Box annotation data:
================
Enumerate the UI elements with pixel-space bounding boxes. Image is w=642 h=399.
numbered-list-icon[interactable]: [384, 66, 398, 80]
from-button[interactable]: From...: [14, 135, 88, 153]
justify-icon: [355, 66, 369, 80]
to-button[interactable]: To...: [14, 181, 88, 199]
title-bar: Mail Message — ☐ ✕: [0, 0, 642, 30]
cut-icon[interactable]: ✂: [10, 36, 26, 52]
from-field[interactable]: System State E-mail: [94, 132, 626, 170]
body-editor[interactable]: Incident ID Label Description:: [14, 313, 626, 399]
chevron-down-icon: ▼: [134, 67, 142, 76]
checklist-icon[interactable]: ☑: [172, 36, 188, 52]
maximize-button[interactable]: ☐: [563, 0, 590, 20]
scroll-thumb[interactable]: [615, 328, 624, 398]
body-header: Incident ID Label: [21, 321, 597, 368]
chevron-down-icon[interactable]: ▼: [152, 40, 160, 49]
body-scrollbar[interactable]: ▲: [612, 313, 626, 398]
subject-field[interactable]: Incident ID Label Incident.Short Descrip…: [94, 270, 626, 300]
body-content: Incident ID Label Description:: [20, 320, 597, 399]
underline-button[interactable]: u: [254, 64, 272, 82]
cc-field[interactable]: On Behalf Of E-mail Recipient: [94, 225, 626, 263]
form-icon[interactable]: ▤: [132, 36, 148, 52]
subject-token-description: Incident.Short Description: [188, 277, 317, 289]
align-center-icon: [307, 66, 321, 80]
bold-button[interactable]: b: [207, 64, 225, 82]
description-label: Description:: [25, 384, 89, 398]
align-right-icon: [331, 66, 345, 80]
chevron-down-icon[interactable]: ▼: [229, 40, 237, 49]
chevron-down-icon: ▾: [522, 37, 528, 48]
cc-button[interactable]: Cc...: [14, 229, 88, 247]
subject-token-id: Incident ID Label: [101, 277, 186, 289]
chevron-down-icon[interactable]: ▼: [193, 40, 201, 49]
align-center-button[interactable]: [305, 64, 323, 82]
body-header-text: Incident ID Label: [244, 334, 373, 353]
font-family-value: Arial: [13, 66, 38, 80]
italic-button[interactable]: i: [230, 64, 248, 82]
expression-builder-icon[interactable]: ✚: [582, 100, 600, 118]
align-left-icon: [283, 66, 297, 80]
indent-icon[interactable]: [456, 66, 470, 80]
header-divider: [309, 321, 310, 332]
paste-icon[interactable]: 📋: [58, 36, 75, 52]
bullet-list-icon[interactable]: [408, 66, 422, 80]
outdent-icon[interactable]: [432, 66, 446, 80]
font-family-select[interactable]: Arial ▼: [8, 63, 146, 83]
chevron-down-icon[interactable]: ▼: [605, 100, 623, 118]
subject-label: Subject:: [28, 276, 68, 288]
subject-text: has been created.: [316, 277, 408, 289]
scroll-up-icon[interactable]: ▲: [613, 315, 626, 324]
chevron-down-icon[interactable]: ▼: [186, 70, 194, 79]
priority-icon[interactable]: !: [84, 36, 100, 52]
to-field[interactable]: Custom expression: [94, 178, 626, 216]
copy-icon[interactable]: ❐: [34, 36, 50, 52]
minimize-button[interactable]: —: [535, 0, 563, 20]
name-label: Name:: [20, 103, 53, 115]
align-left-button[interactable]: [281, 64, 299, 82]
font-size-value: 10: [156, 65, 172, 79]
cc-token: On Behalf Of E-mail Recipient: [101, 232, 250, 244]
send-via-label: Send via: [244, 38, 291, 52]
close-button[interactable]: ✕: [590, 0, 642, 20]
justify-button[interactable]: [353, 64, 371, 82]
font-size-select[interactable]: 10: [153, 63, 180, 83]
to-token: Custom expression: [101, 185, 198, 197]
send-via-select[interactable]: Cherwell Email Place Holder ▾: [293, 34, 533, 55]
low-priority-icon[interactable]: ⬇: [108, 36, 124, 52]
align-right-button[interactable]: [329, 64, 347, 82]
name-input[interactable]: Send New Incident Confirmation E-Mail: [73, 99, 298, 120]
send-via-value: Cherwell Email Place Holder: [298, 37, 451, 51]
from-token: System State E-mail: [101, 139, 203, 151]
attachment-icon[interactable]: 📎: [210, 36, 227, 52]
================
JOB: Copy out every line of the listing above, word for word, from the first line to the last.

FINISHED TASK:
Enumerate the UI elements with pixel-space bounding boxes. Image is w=642 h=399.
numbered-list-icon[interactable]: [384, 66, 398, 80]
from-button[interactable]: From...: [14, 135, 88, 153]
justify-icon: [355, 66, 369, 80]
to-button[interactable]: To...: [14, 181, 88, 199]
title-bar: Mail Message — ☐ ✕: [0, 0, 642, 30]
cut-icon[interactable]: ✂: [10, 36, 26, 52]
from-field[interactable]: System State E-mail: [94, 132, 626, 170]
body-editor[interactable]: Incident ID Label Description:: [14, 313, 626, 399]
chevron-down-icon: ▼: [134, 67, 142, 76]
checklist-icon[interactable]: ☑: [172, 36, 188, 52]
maximize-button[interactable]: ☐: [563, 0, 590, 20]
scroll-thumb[interactable]: [615, 328, 624, 398]
body-header: Incident ID Label: [21, 321, 597, 368]
chevron-down-icon[interactable]: ▼: [152, 40, 160, 49]
body-scrollbar[interactable]: ▲: [612, 313, 626, 398]
subject-field[interactable]: Incident ID Label Incident.Short Descrip…: [94, 270, 626, 300]
body-content: Incident ID Label Description:: [20, 320, 597, 399]
underline-button[interactable]: u: [254, 64, 272, 82]
cc-field[interactable]: On Behalf Of E-mail Recipient: [94, 225, 626, 263]
form-icon[interactable]: ▤: [132, 36, 148, 52]
subject-token-description: Incident.Short Description: [188, 277, 317, 289]
align-center-icon: [307, 66, 321, 80]
bold-button[interactable]: b: [207, 64, 225, 82]
description-label: Description:: [25, 384, 89, 398]
align-right-icon: [331, 66, 345, 80]
chevron-down-icon[interactable]: ▼: [229, 40, 237, 49]
chevron-down-icon: ▾: [522, 37, 528, 48]
cc-button[interactable]: Cc...: [14, 229, 88, 247]
subject-token-id: Incident ID Label: [101, 277, 186, 289]
chevron-down-icon[interactable]: ▼: [193, 40, 201, 49]
align-center-button[interactable]: [305, 64, 323, 82]
body-header-text: Incident ID Label: [244, 334, 373, 353]
font-family-value: Arial: [13, 66, 38, 80]
italic-button[interactable]: i: [230, 64, 248, 82]
expression-builder-icon[interactable]: ✚: [582, 100, 600, 118]
align-left-icon: [283, 66, 297, 80]
indent-icon[interactable]: [456, 66, 470, 80]
header-divider: [309, 321, 310, 332]
paste-icon[interactable]: 📋: [58, 36, 75, 52]
bullet-list-icon[interactable]: [408, 66, 422, 80]
outdent-icon[interactable]: [432, 66, 446, 80]
font-family-select[interactable]: Arial ▼: [8, 63, 146, 83]
chevron-down-icon[interactable]: ▼: [605, 100, 623, 118]
subject-label: Subject:: [28, 276, 68, 288]
subject-text: has been created.: [316, 277, 408, 289]
scroll-up-icon[interactable]: ▲: [613, 315, 626, 324]
chevron-down-icon[interactable]: ▼: [186, 70, 194, 79]
priority-icon[interactable]: !: [84, 36, 100, 52]
to-field[interactable]: Custom expression: [94, 178, 626, 216]
copy-icon[interactable]: ❐: [34, 36, 50, 52]
minimize-button[interactable]: —: [535, 0, 563, 20]
name-label: Name:: [20, 103, 53, 115]
align-left-button[interactable]: [281, 64, 299, 82]
font-size-value: 10: [156, 65, 172, 79]
cc-token: On Behalf Of E-mail Recipient: [101, 232, 250, 244]
send-via-label: Send via: [244, 38, 291, 52]
close-button[interactable]: ✕: [590, 0, 642, 20]
justify-button[interactable]: [353, 64, 371, 82]
font-size-select[interactable]: 10: [153, 63, 180, 83]
to-token: Custom expression: [101, 185, 198, 197]
send-via-select[interactable]: Cherwell Email Place Holder ▾: [293, 34, 533, 55]
low-priority-icon[interactable]: ⬇: [108, 36, 124, 52]
align-right-button[interactable]: [329, 64, 347, 82]
name-input[interactable]: Send New Incident Confirmation E-Mail: [73, 99, 298, 120]
send-via-value: Cherwell Email Place Holder: [298, 37, 451, 51]
from-token: System State E-mail: [101, 139, 203, 151]
attachment-icon[interactable]: 📎: [210, 36, 227, 52]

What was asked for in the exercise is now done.